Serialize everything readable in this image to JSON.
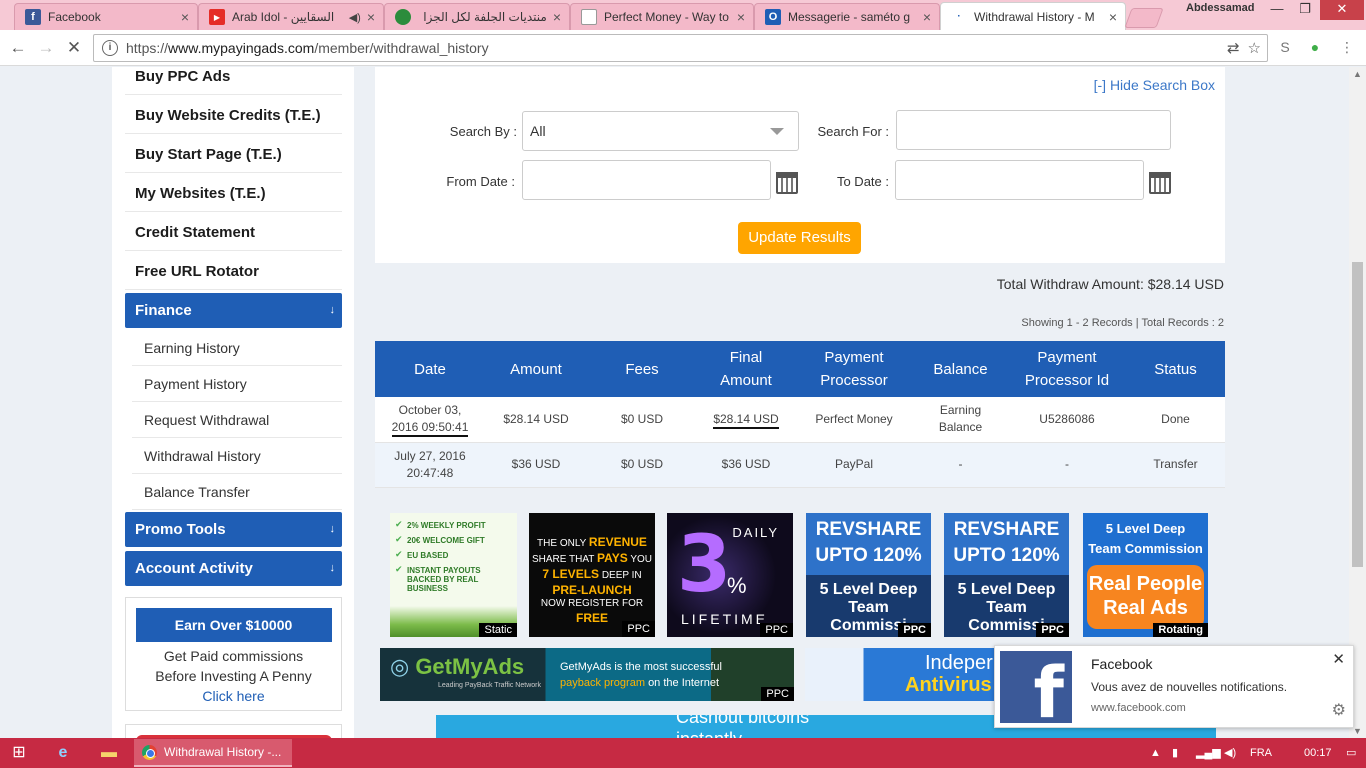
{
  "browser": {
    "tabs": [
      {
        "label": "Facebook",
        "icon": "facebook-icon",
        "color": "#3b5998"
      },
      {
        "label": "Arab Idol - السقايين",
        "icon": "youtube-icon",
        "color": "#e52d27"
      },
      {
        "label": "منتديات الجلفة لكل الجزا",
        "icon": "forum-icon",
        "color": "#2c8c3c"
      },
      {
        "label": "Perfect Money - Way to",
        "icon": "page-icon",
        "color": "#888888"
      },
      {
        "label": "Messagerie - saméto g",
        "icon": "outlook-icon",
        "color": "#1f5eb5"
      },
      {
        "label": "Withdrawal History - M",
        "icon": "loading-icon",
        "color": "#1f5eb5"
      }
    ],
    "user": "Abdessamad",
    "url_prefix": "https://",
    "url_host": "www.mypayingads.com",
    "url_path": "/member/withdrawal_history"
  },
  "sidebar": {
    "items": [
      "Buy PPC Ads",
      "Buy Website Credits (T.E.)",
      "Buy Start Page (T.E.)",
      "My Websites (T.E.)",
      "Credit Statement",
      "Free URL Rotator"
    ],
    "finance": {
      "label": "Finance",
      "arrow": "↓"
    },
    "finance_items": [
      "Earning History",
      "Payment History",
      "Request Withdrawal",
      "Withdrawal History",
      "Balance Transfer"
    ],
    "promo_tools": {
      "label": "Promo Tools",
      "arrow": "↓"
    },
    "account_activity": {
      "label": "Account Activity",
      "arrow": "↓"
    },
    "promo": {
      "button": "Earn Over $10000",
      "line1": "Get Paid commissions",
      "line2": "Before Investing A Penny",
      "link": "Click here"
    }
  },
  "search": {
    "hide_link": "[-] Hide Search Box",
    "search_by_label": "Search By :",
    "search_by_value": "All",
    "search_for_label": "Search For :",
    "search_for_value": "",
    "from_date_label": "From Date :",
    "from_date_value": "",
    "to_date_label": "To Date :",
    "to_date_value": "",
    "update_button": "Update Results"
  },
  "summary": {
    "total": "Total Withdraw Amount: $28.14 USD",
    "showing": "Showing 1 - 2 Records | Total Records : 2"
  },
  "table": {
    "headers": [
      "Date",
      "Amount",
      "Fees",
      "Final Amount",
      "Payment Processor",
      "Balance",
      "Payment Processor Id",
      "Status"
    ],
    "rows": [
      {
        "date_a": "October 03,",
        "date_b": "2016 09:50:41",
        "amount": "$28.14 USD",
        "fees": "$0 USD",
        "final": "$28.14 USD",
        "processor": "Perfect Money",
        "balance_a": "Earning",
        "balance_b": "Balance",
        "processor_id": "U5286086",
        "status": "Done"
      },
      {
        "date_a": "July 27, 2016",
        "date_b": "20:47:48",
        "amount": "$36 USD",
        "fees": "$0 USD",
        "final": "$36 USD",
        "processor": "PayPal",
        "balance_a": "-",
        "balance_b": "",
        "processor_id": "-",
        "status": "Transfer"
      }
    ]
  },
  "ads": {
    "ad1": {
      "lines": [
        "2% WEEKLY PROFIT",
        "20€ WELCOME GIFT",
        "EU BASED",
        "INSTANT PAYOUTS",
        "BACKED BY REAL BUSINESS"
      ],
      "tag": "Static"
    },
    "ad2": {
      "l1": "THE ONLY",
      "l1b": "REVENUE",
      "l2": "SHARE THAT",
      "l2b": "PAYS",
      "l2c": "YOU",
      "l3": "7 LEVELS",
      "l3b": "DEEP IN",
      "l4": "PRE-LAUNCH",
      "l5": "NOW REGISTER FOR",
      "l6": "FREE",
      "tag": "PPC"
    },
    "ad3": {
      "big": "3",
      "pct": "%",
      "daily": "DAILY",
      "lifetime": "LIFETIME",
      "tag": "PPC"
    },
    "ad4": {
      "t1": "REVSHARE",
      "t2": "UPTO 120%",
      "t3": "5 Level Deep",
      "t4": "Team",
      "t5": "Commissi",
      "tag": "PPC"
    },
    "ad5": {
      "t1": "REVSHARE",
      "t2": "UPTO 120%",
      "t3": "5 Level Deep",
      "t4": "Team",
      "t5": "Commissi",
      "tag": "PPC"
    },
    "ad6": {
      "t1": "5 Level Deep",
      "t2": "Team Commission",
      "t3": "Real People",
      "t4": "Real Ads",
      "tag": "Rotating"
    },
    "ad7": {
      "logo_a": "Get",
      "logo_b": "MyAds",
      "sub": "Leading PayBack Traffic Network",
      "m1": "GetMyAds is the most successful",
      "m2": "payback program",
      "m3": "on the Internet",
      "tag": "PPC"
    },
    "ad8": {
      "a": "Indeper",
      "b": "Antivirus"
    },
    "ad9": {
      "a": "Cashout bitcoins",
      "b": "instantly"
    }
  },
  "notification": {
    "title": "Facebook",
    "body": "Vous avez de nouvelles notifications.",
    "source": "www.facebook.com"
  },
  "taskbar": {
    "task_label": "Withdrawal History -...",
    "lang": "FRA",
    "time": "00:17"
  }
}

━━━━━━━━━━━━━━━━━━━━

## Problem description
Give the data again exactly, without pictures.

## Written answer
Serialize everything readable in this image to JSON.
{
  "browser": {
    "tabs": [
      {
        "label": "Facebook",
        "icon": "facebook-icon",
        "color": "#3b5998"
      },
      {
        "label": "Arab Idol - السقايين",
        "icon": "youtube-icon",
        "color": "#e52d27"
      },
      {
        "label": "منتديات الجلفة لكل الجزا",
        "icon": "forum-icon",
        "color": "#2c8c3c"
      },
      {
        "label": "Perfect Money - Way to",
        "icon": "page-icon",
        "color": "#888888"
      },
      {
        "label": "Messagerie - saméto g",
        "icon": "outlook-icon",
        "color": "#1f5eb5"
      },
      {
        "label": "Withdrawal History - M",
        "icon": "loading-icon",
        "color": "#1f5eb5"
      }
    ],
    "user": "Abdessamad",
    "url_prefix": "https://",
    "url_host": "www.mypayingads.com",
    "url_path": "/member/withdrawal_history"
  },
  "sidebar": {
    "items": [
      "Buy PPC Ads",
      "Buy Website Credits (T.E.)",
      "Buy Start Page (T.E.)",
      "My Websites (T.E.)",
      "Credit Statement",
      "Free URL Rotator"
    ],
    "finance": {
      "label": "Finance",
      "arrow": "↓"
    },
    "finance_items": [
      "Earning History",
      "Payment History",
      "Request Withdrawal",
      "Withdrawal History",
      "Balance Transfer"
    ],
    "promo_tools": {
      "label": "Promo Tools",
      "arrow": "↓"
    },
    "account_activity": {
      "label": "Account Activity",
      "arrow": "↓"
    },
    "promo": {
      "button": "Earn Over $10000",
      "line1": "Get Paid commissions",
      "line2": "Before Investing A Penny",
      "link": "Click here"
    }
  },
  "search": {
    "hide_link": "[-] Hide Search Box",
    "search_by_label": "Search By :",
    "search_by_value": "All",
    "search_for_label": "Search For :",
    "search_for_value": "",
    "from_date_label": "From Date :",
    "from_date_value": "",
    "to_date_label": "To Date :",
    "to_date_value": "",
    "update_button": "Update Results"
  },
  "summary": {
    "total": "Total Withdraw Amount: $28.14 USD",
    "showing": "Showing 1 - 2 Records | Total Records : 2"
  },
  "table": {
    "headers": [
      "Date",
      "Amount",
      "Fees",
      "Final Amount",
      "Payment Processor",
      "Balance",
      "Payment Processor Id",
      "Status"
    ],
    "rows": [
      {
        "date_a": "October 03,",
        "date_b": "2016 09:50:41",
        "amount": "$28.14 USD",
        "fees": "$0 USD",
        "final": "$28.14 USD",
        "processor": "Perfect Money",
        "balance_a": "Earning",
        "balance_b": "Balance",
        "processor_id": "U5286086",
        "status": "Done"
      },
      {
        "date_a": "July 27, 2016",
        "date_b": "20:47:48",
        "amount": "$36 USD",
        "fees": "$0 USD",
        "final": "$36 USD",
        "processor": "PayPal",
        "balance_a": "-",
        "balance_b": "",
        "processor_id": "-",
        "status": "Transfer"
      }
    ]
  },
  "ads": {
    "ad1": {
      "lines": [
        "2% WEEKLY PROFIT",
        "20€ WELCOME GIFT",
        "EU BASED",
        "INSTANT PAYOUTS",
        "BACKED BY REAL BUSINESS"
      ],
      "tag": "Static"
    },
    "ad2": {
      "l1": "THE ONLY",
      "l1b": "REVENUE",
      "l2": "SHARE THAT",
      "l2b": "PAYS",
      "l2c": "YOU",
      "l3": "7 LEVELS",
      "l3b": "DEEP IN",
      "l4": "PRE-LAUNCH",
      "l5": "NOW REGISTER FOR",
      "l6": "FREE",
      "tag": "PPC"
    },
    "ad3": {
      "big": "3",
      "pct": "%",
      "daily": "DAILY",
      "lifetime": "LIFETIME",
      "tag": "PPC"
    },
    "ad4": {
      "t1": "REVSHARE",
      "t2": "UPTO 120%",
      "t3": "5 Level Deep",
      "t4": "Team",
      "t5": "Commissi",
      "tag": "PPC"
    },
    "ad5": {
      "t1": "REVSHARE",
      "t2": "UPTO 120%",
      "t3": "5 Level Deep",
      "t4": "Team",
      "t5": "Commissi",
      "tag": "PPC"
    },
    "ad6": {
      "t1": "5 Level Deep",
      "t2": "Team Commission",
      "t3": "Real People",
      "t4": "Real Ads",
      "tag": "Rotating"
    },
    "ad7": {
      "logo_a": "Get",
      "logo_b": "MyAds",
      "sub": "Leading PayBack Traffic Network",
      "m1": "GetMyAds is the most successful",
      "m2": "payback program",
      "m3": "on the Internet",
      "tag": "PPC"
    },
    "ad8": {
      "a": "Indeper",
      "b": "Antivirus"
    },
    "ad9": {
      "a": "Cashout bitcoins",
      "b": "instantly"
    }
  },
  "notification": {
    "title": "Facebook",
    "body": "Vous avez de nouvelles notifications.",
    "source": "www.facebook.com"
  },
  "taskbar": {
    "task_label": "Withdrawal History -...",
    "lang": "FRA",
    "time": "00:17"
  }
}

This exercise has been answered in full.